*** Task input ***

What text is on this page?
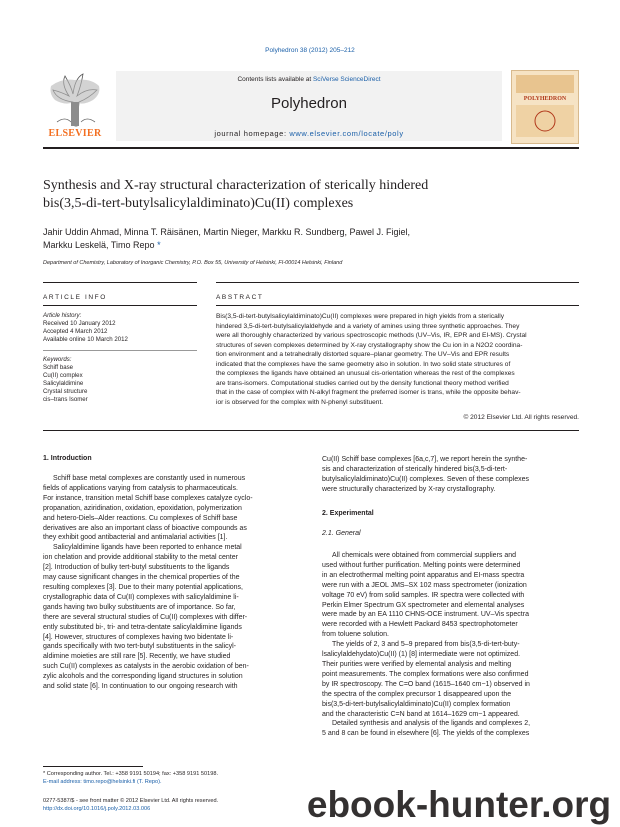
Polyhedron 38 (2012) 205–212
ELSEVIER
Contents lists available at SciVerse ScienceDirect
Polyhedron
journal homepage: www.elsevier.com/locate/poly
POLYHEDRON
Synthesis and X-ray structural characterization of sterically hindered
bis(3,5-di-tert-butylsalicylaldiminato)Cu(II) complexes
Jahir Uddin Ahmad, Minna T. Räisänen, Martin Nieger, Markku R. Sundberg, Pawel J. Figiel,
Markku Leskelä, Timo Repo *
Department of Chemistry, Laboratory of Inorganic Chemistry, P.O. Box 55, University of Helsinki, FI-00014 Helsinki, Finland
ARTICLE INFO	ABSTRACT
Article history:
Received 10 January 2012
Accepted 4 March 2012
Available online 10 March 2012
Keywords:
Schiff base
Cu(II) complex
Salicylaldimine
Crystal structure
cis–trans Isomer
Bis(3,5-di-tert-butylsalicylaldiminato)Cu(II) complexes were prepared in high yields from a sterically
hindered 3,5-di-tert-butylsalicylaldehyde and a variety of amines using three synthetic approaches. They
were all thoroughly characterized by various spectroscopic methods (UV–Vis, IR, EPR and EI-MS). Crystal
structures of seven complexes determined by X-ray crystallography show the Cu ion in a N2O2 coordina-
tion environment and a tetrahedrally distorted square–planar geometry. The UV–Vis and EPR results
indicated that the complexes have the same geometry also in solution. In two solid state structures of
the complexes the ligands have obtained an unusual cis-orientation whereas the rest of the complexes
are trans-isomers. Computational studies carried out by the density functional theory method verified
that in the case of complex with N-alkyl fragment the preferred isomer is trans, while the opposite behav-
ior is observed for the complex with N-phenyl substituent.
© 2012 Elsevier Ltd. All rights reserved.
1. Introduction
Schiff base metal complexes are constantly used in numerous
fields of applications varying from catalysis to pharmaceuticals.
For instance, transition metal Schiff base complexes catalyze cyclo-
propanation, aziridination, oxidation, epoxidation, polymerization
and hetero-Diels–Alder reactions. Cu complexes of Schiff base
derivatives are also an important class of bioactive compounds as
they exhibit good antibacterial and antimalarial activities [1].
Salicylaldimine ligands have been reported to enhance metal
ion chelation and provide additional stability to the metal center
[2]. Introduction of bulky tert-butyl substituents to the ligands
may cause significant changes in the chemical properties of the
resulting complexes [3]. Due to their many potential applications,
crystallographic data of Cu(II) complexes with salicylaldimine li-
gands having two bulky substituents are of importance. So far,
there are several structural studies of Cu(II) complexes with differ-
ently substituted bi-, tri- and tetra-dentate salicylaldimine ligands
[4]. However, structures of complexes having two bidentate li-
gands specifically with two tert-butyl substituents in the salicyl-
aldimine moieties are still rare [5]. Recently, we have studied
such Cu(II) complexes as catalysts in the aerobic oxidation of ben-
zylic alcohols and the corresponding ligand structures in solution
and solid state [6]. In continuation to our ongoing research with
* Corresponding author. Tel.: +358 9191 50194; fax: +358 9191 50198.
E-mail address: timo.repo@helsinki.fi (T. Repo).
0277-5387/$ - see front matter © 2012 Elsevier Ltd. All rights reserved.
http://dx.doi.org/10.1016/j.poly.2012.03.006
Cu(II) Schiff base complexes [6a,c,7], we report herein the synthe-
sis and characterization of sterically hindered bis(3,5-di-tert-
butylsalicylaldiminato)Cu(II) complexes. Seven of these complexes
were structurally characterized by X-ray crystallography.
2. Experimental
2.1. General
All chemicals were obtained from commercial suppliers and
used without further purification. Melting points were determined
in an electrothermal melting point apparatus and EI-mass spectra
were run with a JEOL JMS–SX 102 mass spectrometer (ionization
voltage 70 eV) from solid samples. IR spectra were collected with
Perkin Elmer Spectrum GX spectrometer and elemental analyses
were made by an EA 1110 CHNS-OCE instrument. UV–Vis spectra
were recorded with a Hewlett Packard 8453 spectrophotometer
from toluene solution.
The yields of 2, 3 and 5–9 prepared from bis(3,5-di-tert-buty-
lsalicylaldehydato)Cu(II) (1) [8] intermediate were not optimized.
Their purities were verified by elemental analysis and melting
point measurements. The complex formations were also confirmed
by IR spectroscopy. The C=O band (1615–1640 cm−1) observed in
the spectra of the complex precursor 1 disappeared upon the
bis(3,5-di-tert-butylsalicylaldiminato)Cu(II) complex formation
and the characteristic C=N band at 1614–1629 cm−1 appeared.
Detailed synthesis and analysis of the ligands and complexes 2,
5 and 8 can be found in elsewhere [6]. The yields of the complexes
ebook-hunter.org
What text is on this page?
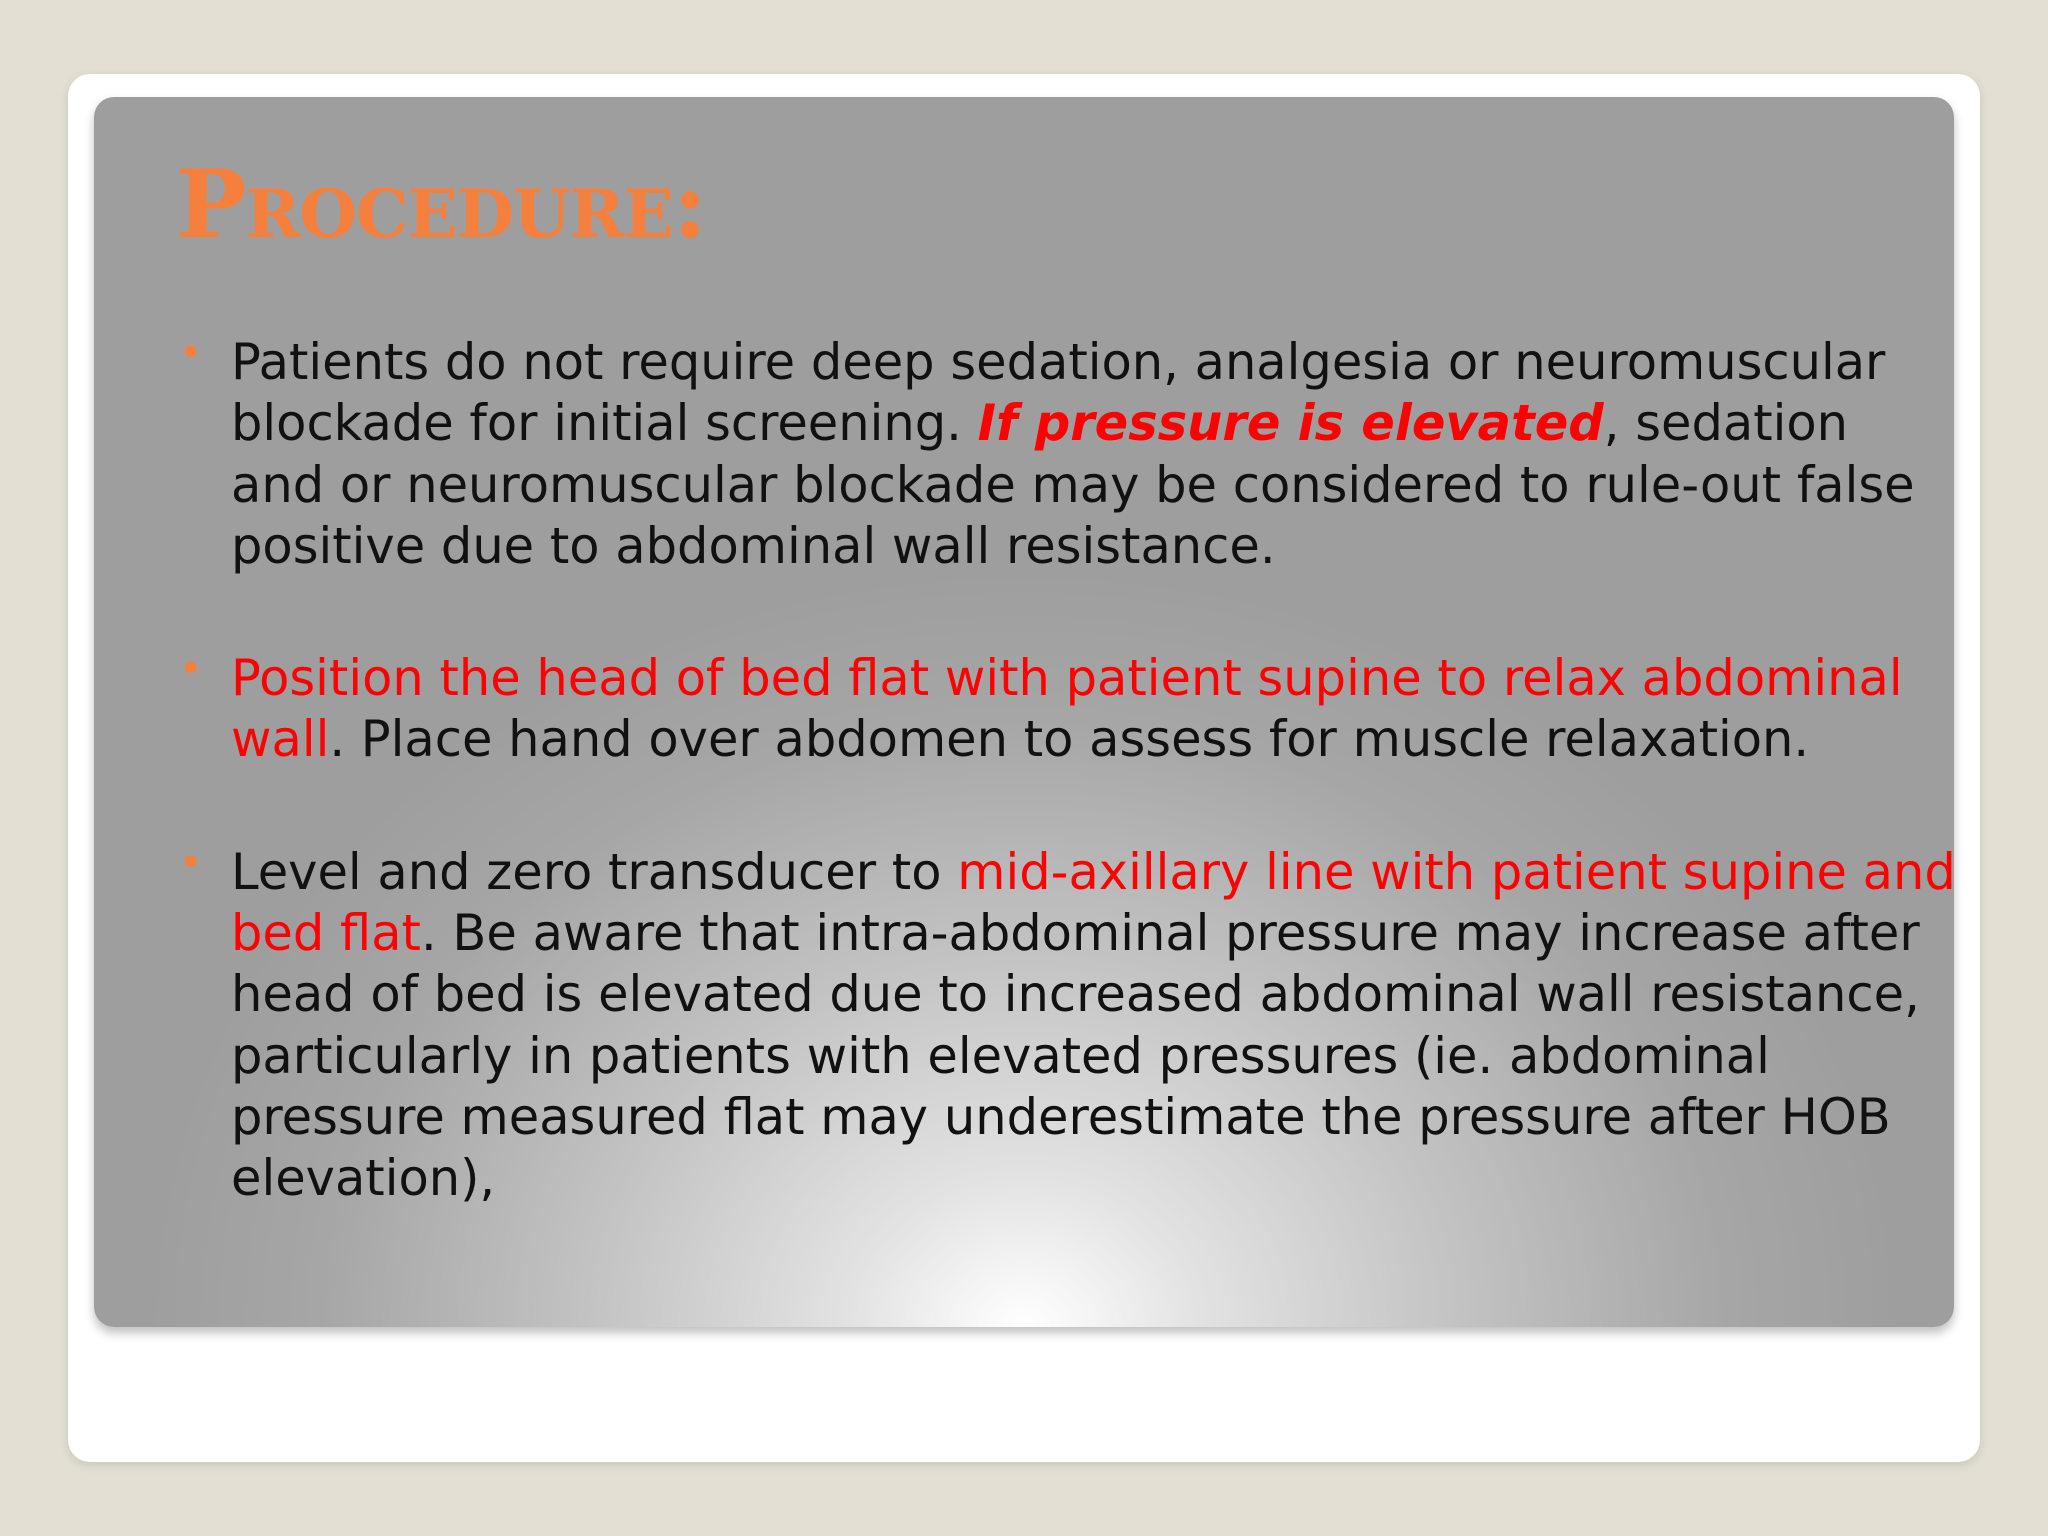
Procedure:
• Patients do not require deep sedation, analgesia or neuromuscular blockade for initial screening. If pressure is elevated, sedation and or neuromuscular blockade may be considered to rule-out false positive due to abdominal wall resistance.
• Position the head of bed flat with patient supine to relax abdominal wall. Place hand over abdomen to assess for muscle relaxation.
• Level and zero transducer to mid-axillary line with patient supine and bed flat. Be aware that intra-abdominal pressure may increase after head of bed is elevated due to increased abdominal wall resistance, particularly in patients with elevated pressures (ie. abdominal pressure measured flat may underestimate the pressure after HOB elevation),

*** End of Task input ***

Problem requirements ▸ Would you return the data exactly as written, without the pictures?

Your solution ▸
What text is on this page?
Polyhedron 38 (2012) 205–212
ELSEVIER
Contents lists available at SciVerse ScienceDirect
Polyhedron
journal homepage: www.elsevier.com/locate/poly
POLYHEDRON
Synthesis and X-ray structural characterization of sterically hindered
bis(3,5-di-tert-butylsalicylaldiminato)Cu(II) complexes
Jahir Uddin Ahmad, Minna T. Räisänen, Martin Nieger, Markku R. Sundberg, Pawel J. Figiel,
Markku Leskelä, Timo Repo *
Department of Chemistry, Laboratory of Inorganic Chemistry, P.O. Box 55, University of Helsinki, FI-00014 Helsinki, Finland
ARTICLE INFO	ABSTRACT
Article history:
Received 10 January 2012
Accepted 4 March 2012
Available online 10 March 2012
Keywords:
Schiff base
Cu(II) complex
Salicylaldimine
Crystal structure
cis–trans Isomer
Bis(3,5-di-tert-butylsalicylaldiminato)Cu(II) complexes were prepared in high yields from a sterically
hindered 3,5-di-tert-butylsalicylaldehyde and a variety of amines using three synthetic approaches. They
were all thoroughly characterized by various spectroscopic methods (UV–Vis, IR, EPR and EI-MS). Crystal
structures of seven complexes determined by X-ray crystallography show the Cu ion in a N2O2 coordina-
tion environment and a tetrahedrally distorted square–planar geometry. The UV–Vis and EPR results
indicated that the complexes have the same geometry also in solution. In two solid state structures of
the complexes the ligands have obtained an unusual cis-orientation whereas the rest of the complexes
are trans-isomers. Computational studies carried out by the density functional theory method verified
that in the case of complex with N-alkyl fragment the preferred isomer is trans, while the opposite behav-
ior is observed for the complex with N-phenyl substituent.
© 2012 Elsevier Ltd. All rights reserved.
1. Introduction
Schiff base metal complexes are constantly used in numerous
fields of applications varying from catalysis to pharmaceuticals.
For instance, transition metal Schiff base complexes catalyze cyclo-
propanation, aziridination, oxidation, epoxidation, polymerization
and hetero-Diels–Alder reactions. Cu complexes of Schiff base
derivatives are also an important class of bioactive compounds as
they exhibit good antibacterial and antimalarial activities [1].
Salicylaldimine ligands have been reported to enhance metal
ion chelation and provide additional stability to the metal center
[2]. Introduction of bulky tert-butyl substituents to the ligands
may cause significant changes in the chemical properties of the
resulting complexes [3]. Due to their many potential applications,
crystallographic data of Cu(II) complexes with salicylaldimine li-
gands having two bulky substituents are of importance. So far,
there are several structural studies of Cu(II) complexes with differ-
ently substituted bi-, tri- and tetra-dentate salicylaldimine ligands
[4]. However, structures of complexes having two bidentate li-
gands specifically with two tert-butyl substituents in the salicyl-
aldimine moieties are still rare [5]. Recently, we have studied
such Cu(II) complexes as catalysts in the aerobic oxidation of ben-
zylic alcohols and the corresponding ligand structures in solution
and solid state [6]. In continuation to our ongoing research with
* Corresponding author. Tel.: +358 9191 50194; fax: +358 9191 50198.
E-mail address: timo.repo@helsinki.fi (T. Repo).
0277-5387/$ - see front matter © 2012 Elsevier Ltd. All rights reserved.
http://dx.doi.org/10.1016/j.poly.2012.03.006
Cu(II) Schiff base complexes [6a,c,7], we report herein the synthe-
sis and characterization of sterically hindered bis(3,5-di-tert-
butylsalicylaldiminato)Cu(II) complexes. Seven of these complexes
were structurally characterized by X-ray crystallography.
2. Experimental
2.1. General
All chemicals were obtained from commercial suppliers and
used without further purification. Melting points were determined
in an electrothermal melting point apparatus and EI-mass spectra
were run with a JEOL JMS–SX 102 mass spectrometer (ionization
voltage 70 eV) from solid samples. IR spectra were collected with
Perkin Elmer Spectrum GX spectrometer and elemental analyses
were made by an EA 1110 CHNS-OCE instrument. UV–Vis spectra
were recorded with a Hewlett Packard 8453 spectrophotometer
from toluene solution.
The yields of 2, 3 and 5–9 prepared from bis(3,5-di-tert-buty-
lsalicylaldehydato)Cu(II) (1) [8] intermediate were not optimized.
Their purities were verified by elemental analysis and melting
point measurements. The complex formations were also confirmed
by IR spectroscopy. The C=O band (1615–1640 cm−1) observed in
the spectra of the complex precursor 1 disappeared upon the
bis(3,5-di-tert-butylsalicylaldiminato)Cu(II) complex formation
and the characteristic C=N band at 1614–1629 cm−1 appeared.
Detailed synthesis and analysis of the ligands and complexes 2,
5 and 8 can be found in elsewhere [6]. The yields of the complexes
ebook-hunter.org
What text is on this page?
Procedure:
• Patients do not require deep sedation, analgesia or neuromuscular blockade for initial screening. If pressure is elevated, sedation and or neuromuscular blockade may be considered to rule-out false positive due to abdominal wall resistance.
• Position the head of bed flat with patient supine to relax abdominal wall. Place hand over abdomen to assess for muscle relaxation.
• Level and zero transducer to mid-axillary line with patient supine and bed flat. Be aware that intra-abdominal pressure may increase after head of bed is elevated due to increased abdominal wall resistance, particularly in patients with elevated pressures (ie. abdominal pressure measured flat may underestimate the pressure after HOB elevation),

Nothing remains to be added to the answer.